* [WORK INSTRUCTIONS]
1. Translate this sentence from the blog post about the word "like" into Spanish: "My, how things have progressed since then."
2. Write out the passage of the blog post about the word "like" that opens with the words containing "My, how things" and closes with "award-winning French chef.".
### SOURCE DOCUMENT ###
Do you remember that classic moment of history when, during one of the earliest airings of the new technology that delivered ‘talking movies’ to the world, via (amongst other early ‘talkies’) the 1930 film Blue Angel, when Marlene Dietrich began speaking, one of the film critics in the audience uttered the words ‘Marlene speaks!’?
My, how things have progressed since then.
In nearly 80 years we have gone from a German actress speaking almost perfect English – a language she didn’t understand at the time, having learned her words phonetically – to this:
Press the play button and weep – 40s youtube clip…
Wow! Eloquent or what? She has perfected “like”, no doubt about it. Perhaps she could use “twat” for her next favourite word?
If this was, like, Facebook I could, like, click on the Like button. 😉
What’s not to like?
In some circles, “like” is being replaced with “I’m all . . .” or “He/she goes. . .”
As in:
“And I was all, dude, I don’t use half of the features of almost everything I own.
He goes, Heather, imagine that I am an award-winning French chef.
Don’t like.
She’s like a complete like fucking halfwit who should be like taken off the like airwaves until she’s learned to like speak in proper sentences. Numpty.
I saw the programme from which that was taken. It was hard viewing. Fearne Cotton proved herself to be patient, forgiving, quietly empathic, whilst the Peaches girl came across as a bit of a lemon, or even a bitter lemon… an altogether lost girl. A scene of her visiting ‘the office’ (Vogue or some such), emphasised her rootlessness and sense of aimless, fruitless wandering.
Bit grim like.
Hi Shane, thanks for the comment. Your defence of Fearne Cotton took some swallowing, but I’ve decided to go with you because I didn’t watch the prog in the first place. Mind you, I don’t like Ms Cotton much anyway… Totally agree with you about La Geldof though!
### RECORDS ###
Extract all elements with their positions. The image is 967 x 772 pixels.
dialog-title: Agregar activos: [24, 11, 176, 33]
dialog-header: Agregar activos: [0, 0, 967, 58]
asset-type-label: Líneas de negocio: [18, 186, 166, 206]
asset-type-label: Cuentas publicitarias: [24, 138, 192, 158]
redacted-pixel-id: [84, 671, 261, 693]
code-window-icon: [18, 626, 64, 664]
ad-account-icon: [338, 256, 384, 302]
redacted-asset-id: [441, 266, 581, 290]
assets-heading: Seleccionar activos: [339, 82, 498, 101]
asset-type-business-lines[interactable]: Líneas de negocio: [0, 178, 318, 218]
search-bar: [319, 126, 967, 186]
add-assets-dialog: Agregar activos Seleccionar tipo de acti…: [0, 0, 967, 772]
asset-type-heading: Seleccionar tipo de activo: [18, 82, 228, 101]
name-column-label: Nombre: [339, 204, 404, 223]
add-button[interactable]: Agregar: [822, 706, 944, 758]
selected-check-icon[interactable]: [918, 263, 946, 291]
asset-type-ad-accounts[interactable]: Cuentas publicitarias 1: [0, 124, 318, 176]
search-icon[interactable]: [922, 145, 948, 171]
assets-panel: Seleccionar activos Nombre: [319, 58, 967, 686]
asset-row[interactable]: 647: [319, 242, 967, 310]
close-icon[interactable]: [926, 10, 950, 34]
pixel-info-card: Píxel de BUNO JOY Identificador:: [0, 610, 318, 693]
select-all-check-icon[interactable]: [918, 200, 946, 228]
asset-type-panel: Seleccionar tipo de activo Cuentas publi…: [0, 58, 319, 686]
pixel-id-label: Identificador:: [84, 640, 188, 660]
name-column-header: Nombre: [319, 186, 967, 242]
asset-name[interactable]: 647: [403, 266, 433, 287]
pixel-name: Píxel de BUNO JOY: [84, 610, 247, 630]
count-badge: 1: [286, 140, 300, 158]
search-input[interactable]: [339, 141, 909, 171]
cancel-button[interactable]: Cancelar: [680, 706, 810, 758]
###
* [LIST OF SOLUTIONS]
1. Vaya, cuánto han avanzado las cosas desde entonces.

2.
My, how things have progressed since then.
In nearly 80 years we have gone from a German actress speaking almost perfect English – a language she didn’t understand at the time, having learned her words phonetically – to this:
Press the play button and weep – 40s youtube clip…
Wow! Eloquent or what? She has perfected “like”, no doubt about it. Perhaps she could use “twat” for her next favourite word?
If this was, like, Facebook I could, like, click on the Like button. 😉
What’s not to like?
In some circles, “like” is being replaced with “I’m all . . .” or “He/she goes. . .”
As in:
“And I was all, dude, I don’t use half of the features of almost everything I own.
He goes, Heather, imagine that I am an award-winning French chef.